§ WRITTEN EXERCISE:
Please reproduce the entries word for word, starting at the first entry and ending at the line that contains "table-cell: 8: [444, 2162, 594, 2220]".

§ DATA EXTRACT:
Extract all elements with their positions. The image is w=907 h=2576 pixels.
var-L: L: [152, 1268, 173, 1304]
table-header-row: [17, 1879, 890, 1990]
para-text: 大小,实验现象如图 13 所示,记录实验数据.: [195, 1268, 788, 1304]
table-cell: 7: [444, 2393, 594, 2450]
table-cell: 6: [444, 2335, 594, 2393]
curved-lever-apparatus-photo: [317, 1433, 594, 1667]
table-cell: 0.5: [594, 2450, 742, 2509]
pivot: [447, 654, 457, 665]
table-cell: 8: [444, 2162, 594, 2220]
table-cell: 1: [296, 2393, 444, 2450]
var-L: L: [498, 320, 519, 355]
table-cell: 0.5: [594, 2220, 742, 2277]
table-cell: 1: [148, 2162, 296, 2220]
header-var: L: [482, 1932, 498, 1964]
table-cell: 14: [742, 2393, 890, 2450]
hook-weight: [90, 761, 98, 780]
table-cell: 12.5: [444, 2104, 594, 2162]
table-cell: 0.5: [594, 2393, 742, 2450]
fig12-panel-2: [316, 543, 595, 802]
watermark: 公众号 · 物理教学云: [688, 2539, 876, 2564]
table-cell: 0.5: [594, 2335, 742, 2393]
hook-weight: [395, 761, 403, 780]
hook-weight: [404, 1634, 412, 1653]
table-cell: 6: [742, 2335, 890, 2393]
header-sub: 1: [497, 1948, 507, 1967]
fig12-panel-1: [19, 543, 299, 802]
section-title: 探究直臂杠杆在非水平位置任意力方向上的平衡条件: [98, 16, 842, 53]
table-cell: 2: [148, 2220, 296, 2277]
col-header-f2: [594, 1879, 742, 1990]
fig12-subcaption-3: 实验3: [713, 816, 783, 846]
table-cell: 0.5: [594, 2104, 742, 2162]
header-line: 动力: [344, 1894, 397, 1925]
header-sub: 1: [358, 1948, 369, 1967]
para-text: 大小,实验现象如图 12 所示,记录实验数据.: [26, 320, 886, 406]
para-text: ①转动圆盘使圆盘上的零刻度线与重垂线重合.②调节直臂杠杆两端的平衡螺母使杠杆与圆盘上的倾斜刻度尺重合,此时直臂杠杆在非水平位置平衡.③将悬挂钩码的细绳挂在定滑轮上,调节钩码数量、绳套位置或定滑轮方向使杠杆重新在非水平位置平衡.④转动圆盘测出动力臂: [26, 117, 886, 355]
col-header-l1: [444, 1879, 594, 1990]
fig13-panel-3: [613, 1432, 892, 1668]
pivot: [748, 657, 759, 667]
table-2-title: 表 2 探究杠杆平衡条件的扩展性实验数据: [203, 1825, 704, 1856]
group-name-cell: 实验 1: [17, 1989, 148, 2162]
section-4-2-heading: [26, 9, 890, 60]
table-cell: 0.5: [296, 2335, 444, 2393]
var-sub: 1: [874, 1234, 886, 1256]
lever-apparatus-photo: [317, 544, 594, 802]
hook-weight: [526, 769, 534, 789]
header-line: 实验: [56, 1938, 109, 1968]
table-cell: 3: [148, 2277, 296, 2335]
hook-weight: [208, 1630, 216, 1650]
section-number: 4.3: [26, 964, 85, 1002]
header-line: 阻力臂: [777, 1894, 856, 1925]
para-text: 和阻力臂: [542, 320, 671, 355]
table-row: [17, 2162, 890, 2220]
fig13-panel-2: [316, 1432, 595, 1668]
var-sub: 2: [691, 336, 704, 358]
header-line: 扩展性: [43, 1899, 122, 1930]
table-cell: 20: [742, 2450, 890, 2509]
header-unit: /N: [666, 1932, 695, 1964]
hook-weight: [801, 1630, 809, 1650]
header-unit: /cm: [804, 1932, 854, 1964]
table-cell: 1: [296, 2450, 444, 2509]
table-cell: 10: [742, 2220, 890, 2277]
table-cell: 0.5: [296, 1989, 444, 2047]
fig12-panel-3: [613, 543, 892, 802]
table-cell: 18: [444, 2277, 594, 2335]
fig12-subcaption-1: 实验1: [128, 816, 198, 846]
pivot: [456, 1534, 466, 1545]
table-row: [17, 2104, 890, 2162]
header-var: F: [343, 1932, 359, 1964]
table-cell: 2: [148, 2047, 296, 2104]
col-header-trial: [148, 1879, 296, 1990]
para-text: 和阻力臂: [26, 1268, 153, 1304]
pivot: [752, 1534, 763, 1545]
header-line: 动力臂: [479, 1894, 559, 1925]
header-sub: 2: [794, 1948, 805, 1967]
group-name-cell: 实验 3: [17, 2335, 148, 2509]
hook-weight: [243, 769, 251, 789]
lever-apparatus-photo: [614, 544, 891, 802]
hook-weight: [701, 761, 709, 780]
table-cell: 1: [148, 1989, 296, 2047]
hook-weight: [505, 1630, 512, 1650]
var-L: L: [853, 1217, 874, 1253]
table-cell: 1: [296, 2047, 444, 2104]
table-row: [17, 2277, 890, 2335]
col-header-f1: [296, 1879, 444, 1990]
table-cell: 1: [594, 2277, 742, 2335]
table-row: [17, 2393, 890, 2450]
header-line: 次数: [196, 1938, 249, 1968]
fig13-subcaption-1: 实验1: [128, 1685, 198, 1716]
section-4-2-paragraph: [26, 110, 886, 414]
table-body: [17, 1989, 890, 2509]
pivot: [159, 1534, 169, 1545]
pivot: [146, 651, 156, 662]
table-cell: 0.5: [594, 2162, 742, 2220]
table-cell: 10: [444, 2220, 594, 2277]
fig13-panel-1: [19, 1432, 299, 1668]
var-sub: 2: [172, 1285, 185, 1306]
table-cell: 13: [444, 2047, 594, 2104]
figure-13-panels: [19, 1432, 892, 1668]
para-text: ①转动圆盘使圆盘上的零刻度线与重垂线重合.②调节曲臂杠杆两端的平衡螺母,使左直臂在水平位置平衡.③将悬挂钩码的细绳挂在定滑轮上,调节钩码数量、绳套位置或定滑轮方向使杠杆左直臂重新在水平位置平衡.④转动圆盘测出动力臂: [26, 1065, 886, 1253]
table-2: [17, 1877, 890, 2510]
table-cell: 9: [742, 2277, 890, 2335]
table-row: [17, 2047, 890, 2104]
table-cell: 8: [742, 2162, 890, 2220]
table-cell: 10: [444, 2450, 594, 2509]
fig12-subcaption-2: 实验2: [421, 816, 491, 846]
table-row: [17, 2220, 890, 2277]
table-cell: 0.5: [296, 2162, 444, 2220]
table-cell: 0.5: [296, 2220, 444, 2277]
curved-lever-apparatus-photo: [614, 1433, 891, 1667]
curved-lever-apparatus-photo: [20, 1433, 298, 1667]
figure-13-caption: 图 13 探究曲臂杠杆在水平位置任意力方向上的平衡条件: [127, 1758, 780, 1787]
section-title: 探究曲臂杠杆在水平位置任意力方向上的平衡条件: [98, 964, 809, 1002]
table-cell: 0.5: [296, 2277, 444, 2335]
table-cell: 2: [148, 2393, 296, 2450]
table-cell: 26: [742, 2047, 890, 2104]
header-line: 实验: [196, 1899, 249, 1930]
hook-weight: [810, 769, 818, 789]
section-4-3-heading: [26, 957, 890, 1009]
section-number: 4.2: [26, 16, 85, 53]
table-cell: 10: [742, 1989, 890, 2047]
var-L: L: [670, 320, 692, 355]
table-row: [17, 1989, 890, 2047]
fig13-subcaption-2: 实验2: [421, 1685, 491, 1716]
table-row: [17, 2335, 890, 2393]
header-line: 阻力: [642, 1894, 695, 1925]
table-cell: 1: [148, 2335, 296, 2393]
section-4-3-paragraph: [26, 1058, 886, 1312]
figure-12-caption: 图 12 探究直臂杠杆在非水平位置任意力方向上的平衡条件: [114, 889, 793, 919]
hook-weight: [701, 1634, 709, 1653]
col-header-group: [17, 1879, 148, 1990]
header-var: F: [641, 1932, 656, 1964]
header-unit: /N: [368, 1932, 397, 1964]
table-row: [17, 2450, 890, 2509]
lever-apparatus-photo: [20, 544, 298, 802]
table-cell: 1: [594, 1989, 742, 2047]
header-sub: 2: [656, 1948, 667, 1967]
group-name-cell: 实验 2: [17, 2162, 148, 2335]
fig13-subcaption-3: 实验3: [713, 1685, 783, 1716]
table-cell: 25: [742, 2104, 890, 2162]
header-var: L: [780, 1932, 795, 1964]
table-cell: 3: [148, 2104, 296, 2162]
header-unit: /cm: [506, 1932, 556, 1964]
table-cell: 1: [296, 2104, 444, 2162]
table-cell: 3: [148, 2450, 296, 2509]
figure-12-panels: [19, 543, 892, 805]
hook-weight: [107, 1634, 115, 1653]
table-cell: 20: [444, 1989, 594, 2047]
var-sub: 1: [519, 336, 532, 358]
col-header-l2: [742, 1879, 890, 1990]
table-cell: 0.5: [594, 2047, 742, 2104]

§ FULL OUTPUT:
Extract all elements with their positions. The image is w=907 h=2576 pixels.
var-L: L: [152, 1268, 173, 1304]
table-header-row: [17, 1879, 890, 1990]
para-text: 大小,实验现象如图 13 所示,记录实验数据.: [195, 1268, 788, 1304]
table-cell: 7: [444, 2393, 594, 2450]
table-cell: 6: [444, 2335, 594, 2393]
curved-lever-apparatus-photo: [317, 1433, 594, 1667]
table-cell: 0.5: [594, 2450, 742, 2509]
pivot: [447, 654, 457, 665]
table-cell: 8: [444, 2162, 594, 2220]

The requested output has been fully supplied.